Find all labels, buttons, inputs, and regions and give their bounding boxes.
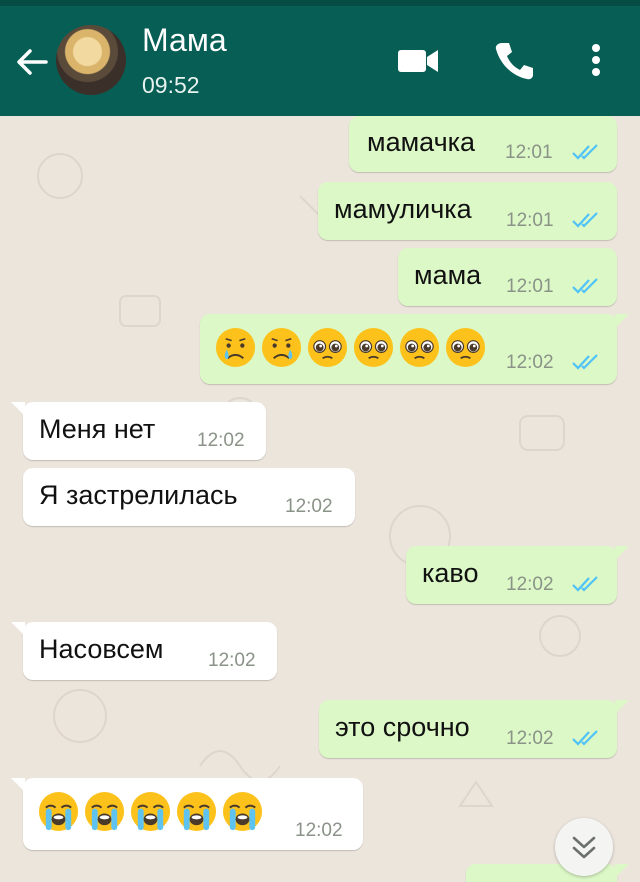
bubble-tail: [615, 864, 629, 878]
message-bubble-outgoing[interactable]: мамачка 12:01: [349, 116, 617, 172]
message-time: 12:01: [505, 142, 553, 163]
message-bubble-incoming[interactable]: 12:02: [11, 778, 363, 850]
double-check-icon: [572, 576, 598, 592]
bubble-tail: [11, 622, 25, 636]
message-time: 12:01: [506, 276, 554, 297]
message-bubble-incoming[interactable]: Насовсем 12:02: [11, 622, 277, 680]
message-bubble-outgoing[interactable]: 12:02: [200, 314, 629, 384]
crying-face-emoji-icon: [215, 327, 256, 368]
message-text: Меня нет: [39, 413, 156, 444]
pleading-face-emoji-icon: [445, 327, 486, 368]
chat-header: Мама 09:52: [0, 0, 640, 116]
message-bubble-incoming[interactable]: Меня нет 12:02: [11, 402, 266, 460]
double-check-icon: [572, 278, 598, 294]
message-text: мамуличка: [334, 193, 472, 224]
video-call-icon[interactable]: [396, 38, 440, 82]
double-check-icon: [572, 354, 598, 370]
back-arrow-icon[interactable]: [12, 42, 52, 82]
message-time: 12:02: [285, 496, 333, 517]
double-check-icon: [572, 730, 598, 746]
message-bubble-outgoing[interactable]: мама 12:01: [398, 248, 617, 306]
message-time: 12:02: [295, 820, 343, 841]
pleading-face-emoji-icon: [307, 327, 348, 368]
contact-name[interactable]: Мама: [142, 22, 227, 59]
loudly-crying-face-emoji-icon: [176, 791, 217, 832]
phone-icon[interactable]: [492, 38, 536, 82]
loudly-crying-face-emoji-icon: [38, 791, 79, 832]
message-text: мама: [414, 259, 482, 290]
emoji-row: [37, 790, 267, 833]
message-time: 12:01: [506, 210, 554, 231]
emoji-row: [214, 326, 490, 369]
message-time: 12:02: [506, 728, 554, 749]
message-time: 12:02: [506, 352, 554, 373]
loudly-crying-face-emoji-icon: [130, 791, 171, 832]
loudly-crying-face-emoji-icon: [222, 791, 263, 832]
pleading-face-emoji-icon: [353, 327, 394, 368]
message-text: Я застрелилась: [39, 479, 238, 510]
bubble-tail: [11, 402, 25, 416]
message-text: это срочно: [335, 711, 470, 742]
message-bubble-outgoing[interactable]: это срочно 12:02: [319, 700, 629, 758]
sad-tear-face-emoji-icon: [261, 327, 302, 368]
message-bubble-outgoing[interactable]: мамуличка 12:01: [318, 182, 617, 240]
message-time: 12:02: [208, 650, 256, 671]
double-check-icon: [572, 144, 598, 160]
message-list[interactable]: мамачка 12:01 мамуличка 12:01 мама 12:01…: [0, 116, 640, 882]
more-vert-icon[interactable]: [584, 38, 608, 82]
loudly-crying-face-emoji-icon: [84, 791, 125, 832]
bubble-tail: [615, 314, 629, 328]
bubble-tail: [11, 778, 25, 792]
message-time: 12:02: [197, 430, 245, 451]
message-bubble-incoming[interactable]: Я застрелилась 12:02: [23, 468, 355, 526]
bubble-tail: [615, 546, 629, 560]
message-text: Насовсем: [39, 633, 164, 664]
bubble-tail: [615, 700, 629, 714]
scroll-down-button[interactable]: [555, 818, 613, 876]
contact-avatar[interactable]: [56, 25, 126, 95]
status-bar-edge: [0, 0, 640, 6]
double-check-icon: [572, 212, 598, 228]
last-seen-time: 09:52: [142, 72, 200, 98]
pleading-face-emoji-icon: [399, 327, 440, 368]
message-time: 12:02: [506, 574, 554, 595]
message-text: мамачка: [367, 126, 476, 157]
message-bubble-outgoing[interactable]: каво 12:02: [406, 546, 629, 604]
message-text: каво: [422, 557, 479, 588]
scroll-down-icon: [572, 836, 596, 859]
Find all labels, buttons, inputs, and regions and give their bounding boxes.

───

Short exercise
Reproduce every line of the material above verbatim, in its original order, and omit the picture.

Solution to this problem
Find all labels, buttons, inputs, and regions and give their bounding boxes.
bubble-tail: [615, 864, 629, 878]
message-bubble-outgoing[interactable]: мамачка 12:01: [349, 116, 617, 172]
message-time: 12:01: [505, 142, 553, 163]
message-bubble-incoming[interactable]: 12:02: [11, 778, 363, 850]
double-check-icon: [572, 576, 598, 592]
bubble-tail: [11, 622, 25, 636]
message-time: 12:01: [506, 276, 554, 297]
message-bubble-incoming[interactable]: Насовсем 12:02: [11, 622, 277, 680]
message-bubble-outgoing[interactable]: 12:02: [200, 314, 629, 384]
crying-face-emoji-icon: [215, 327, 256, 368]
message-text: Меня нет: [39, 413, 156, 444]
pleading-face-emoji-icon: [445, 327, 486, 368]
chat-header: Мама 09:52: [0, 0, 640, 116]
message-bubble-incoming[interactable]: Меня нет 12:02: [11, 402, 266, 460]
double-check-icon: [572, 278, 598, 294]
message-text: мамуличка: [334, 193, 472, 224]
video-call-icon[interactable]: [396, 38, 440, 82]
double-check-icon: [572, 354, 598, 370]
back-arrow-icon[interactable]: [12, 42, 52, 82]
message-time: 12:02: [285, 496, 333, 517]
double-check-icon: [572, 730, 598, 746]
message-bubble-outgoing[interactable]: мама 12:01: [398, 248, 617, 306]
message-time: 12:02: [295, 820, 343, 841]
pleading-face-emoji-icon: [307, 327, 348, 368]
contact-name[interactable]: Мама: [142, 22, 227, 59]
loudly-crying-face-emoji-icon: [176, 791, 217, 832]
phone-icon[interactable]: [492, 38, 536, 82]
loudly-crying-face-emoji-icon: [38, 791, 79, 832]
message-text: мама: [414, 259, 482, 290]
emoji-row: [37, 790, 267, 833]
message-time: 12:01: [506, 210, 554, 231]
emoji-row: [214, 326, 490, 369]
message-time: 12:02: [506, 728, 554, 749]
message-time: 12:02: [506, 352, 554, 373]
loudly-crying-face-emoji-icon: [130, 791, 171, 832]
loudly-crying-face-emoji-icon: [222, 791, 263, 832]
pleading-face-emoji-icon: [353, 327, 394, 368]
message-text: Я застрелилась: [39, 479, 238, 510]
bubble-tail: [11, 402, 25, 416]
message-text: это срочно: [335, 711, 470, 742]
message-bubble-outgoing[interactable]: это срочно 12:02: [319, 700, 629, 758]
sad-tear-face-emoji-icon: [261, 327, 302, 368]
message-bubble-outgoing[interactable]: мамуличка 12:01: [318, 182, 617, 240]
message-time: 12:02: [208, 650, 256, 671]
double-check-icon: [572, 144, 598, 160]
message-list[interactable]: мамачка 12:01 мамуличка 12:01 мама 12:01…: [0, 116, 640, 882]
more-vert-icon[interactable]: [584, 38, 608, 82]
loudly-crying-face-emoji-icon: [84, 791, 125, 832]
bubble-tail: [615, 314, 629, 328]
bubble-tail: [11, 778, 25, 792]
message-time: 12:02: [197, 430, 245, 451]
message-bubble-incoming[interactable]: Я застрелилась 12:02: [23, 468, 355, 526]
bubble-tail: [615, 546, 629, 560]
message-text: Насовсем: [39, 633, 164, 664]
bubble-tail: [615, 700, 629, 714]
scroll-down-button[interactable]: [555, 818, 613, 876]
contact-avatar[interactable]: [56, 25, 126, 95]
status-bar-edge: [0, 0, 640, 6]
double-check-icon: [572, 212, 598, 228]
last-seen-time: 09:52: [142, 72, 200, 98]
pleading-face-emoji-icon: [399, 327, 440, 368]
message-time: 12:02: [506, 574, 554, 595]
message-text: мамачка: [367, 126, 476, 157]
message-bubble-outgoing[interactable]: каво 12:02: [406, 546, 629, 604]
message-text: каво: [422, 557, 479, 588]
scroll-down-icon: [572, 836, 596, 859]
Find all labels, buttons, inputs, and regions and give their bounding boxes.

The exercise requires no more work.